WHAT IS REQUIRED:
Output all records precisely as written.

─── PROVIDED RECORDS ───

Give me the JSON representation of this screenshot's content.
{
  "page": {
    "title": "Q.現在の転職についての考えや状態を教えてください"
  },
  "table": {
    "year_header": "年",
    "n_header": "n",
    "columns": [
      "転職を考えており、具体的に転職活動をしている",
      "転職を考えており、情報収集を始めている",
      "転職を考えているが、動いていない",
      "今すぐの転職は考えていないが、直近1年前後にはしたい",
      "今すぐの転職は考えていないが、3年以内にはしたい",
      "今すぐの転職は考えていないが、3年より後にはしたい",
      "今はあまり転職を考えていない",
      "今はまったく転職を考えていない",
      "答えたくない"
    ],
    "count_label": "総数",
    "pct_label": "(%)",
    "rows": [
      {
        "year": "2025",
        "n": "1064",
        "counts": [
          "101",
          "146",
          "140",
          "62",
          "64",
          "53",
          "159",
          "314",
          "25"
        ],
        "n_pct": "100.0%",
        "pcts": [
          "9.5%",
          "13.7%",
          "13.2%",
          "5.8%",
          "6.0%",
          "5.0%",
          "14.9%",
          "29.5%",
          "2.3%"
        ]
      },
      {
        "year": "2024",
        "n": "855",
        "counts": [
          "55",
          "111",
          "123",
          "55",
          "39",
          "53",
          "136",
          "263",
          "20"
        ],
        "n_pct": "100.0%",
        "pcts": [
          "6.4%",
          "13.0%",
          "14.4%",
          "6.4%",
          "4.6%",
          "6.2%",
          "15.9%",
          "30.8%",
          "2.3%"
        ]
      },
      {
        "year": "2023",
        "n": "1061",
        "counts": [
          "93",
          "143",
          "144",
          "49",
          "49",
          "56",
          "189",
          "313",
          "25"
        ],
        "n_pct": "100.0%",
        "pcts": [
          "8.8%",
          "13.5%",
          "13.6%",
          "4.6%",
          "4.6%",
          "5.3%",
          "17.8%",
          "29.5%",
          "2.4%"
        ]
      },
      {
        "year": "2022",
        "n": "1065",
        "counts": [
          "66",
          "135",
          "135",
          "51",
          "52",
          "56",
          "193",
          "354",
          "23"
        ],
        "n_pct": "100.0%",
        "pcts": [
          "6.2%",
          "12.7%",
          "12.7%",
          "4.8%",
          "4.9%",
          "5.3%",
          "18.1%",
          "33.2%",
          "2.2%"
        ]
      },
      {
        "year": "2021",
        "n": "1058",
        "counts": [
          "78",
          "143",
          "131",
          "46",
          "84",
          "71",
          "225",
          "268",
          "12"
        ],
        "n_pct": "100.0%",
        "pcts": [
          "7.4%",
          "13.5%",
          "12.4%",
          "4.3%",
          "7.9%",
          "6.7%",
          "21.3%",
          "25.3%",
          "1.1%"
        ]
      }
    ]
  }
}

───

RESULT BELOW:
Give me the JSON representation of this screenshot's content.
{
  "page": {
    "title": "Q.現在の転職についての考えや状態を教えてください"
  },
  "table": {
    "year_header": "年",
    "n_header": "n",
    "columns": [
      "転職を考えており、具体的に転職活動をしている",
      "転職を考えており、情報収集を始めている",
      "転職を考えているが、動いていない",
      "今すぐの転職は考えていないが、直近1年前後にはしたい",
      "今すぐの転職は考えていないが、3年以内にはしたい",
      "今すぐの転職は考えていないが、3年より後にはしたい",
      "今はあまり転職を考えていない",
      "今はまったく転職を考えていない",
      "答えたくない"
    ],
    "count_label": "総数",
    "pct_label": "(%)",
    "rows": [
      {
        "year": "2025",
        "n": "1064",
        "counts": [
          "101",
          "146",
          "140",
          "62",
          "64",
          "53",
          "159",
          "314",
          "25"
        ],
        "n_pct": "100.0%",
        "pcts": [
          "9.5%",
          "13.7%",
          "13.2%",
          "5.8%",
          "6.0%",
          "5.0%",
          "14.9%",
          "29.5%",
          "2.3%"
        ]
      },
      {
        "year": "2024",
        "n": "855",
        "counts": [
          "55",
          "111",
          "123",
          "55",
          "39",
          "53",
          "136",
          "263",
          "20"
        ],
        "n_pct": "100.0%",
        "pcts": [
          "6.4%",
          "13.0%",
          "14.4%",
          "6.4%",
          "4.6%",
          "6.2%",
          "15.9%",
          "30.8%",
          "2.3%"
        ]
      },
      {
        "year": "2023",
        "n": "1061",
        "counts": [
          "93",
          "143",
          "144",
          "49",
          "49",
          "56",
          "189",
          "313",
          "25"
        ],
        "n_pct": "100.0%",
        "pcts": [
          "8.8%",
          "13.5%",
          "13.6%",
          "4.6%",
          "4.6%",
          "5.3%",
          "17.8%",
          "29.5%",
          "2.4%"
        ]
      },
      {
        "year": "2022",
        "n": "1065",
        "counts": [
          "66",
          "135",
          "135",
          "51",
          "52",
          "56",
          "193",
          "354",
          "23"
        ],
        "n_pct": "100.0%",
        "pcts": [
          "6.2%",
          "12.7%",
          "12.7%",
          "4.8%",
          "4.9%",
          "5.3%",
          "18.1%",
          "33.2%",
          "2.2%"
        ]
      },
      {
        "year": "2021",
        "n": "1058",
        "counts": [
          "78",
          "143",
          "131",
          "46",
          "84",
          "71",
          "225",
          "268",
          "12"
        ],
        "n_pct": "100.0%",
        "pcts": [
          "7.4%",
          "13.5%",
          "12.4%",
          "4.3%",
          "7.9%",
          "6.7%",
          "21.3%",
          "25.3%",
          "1.1%"
        ]
      }
    ]
  }
}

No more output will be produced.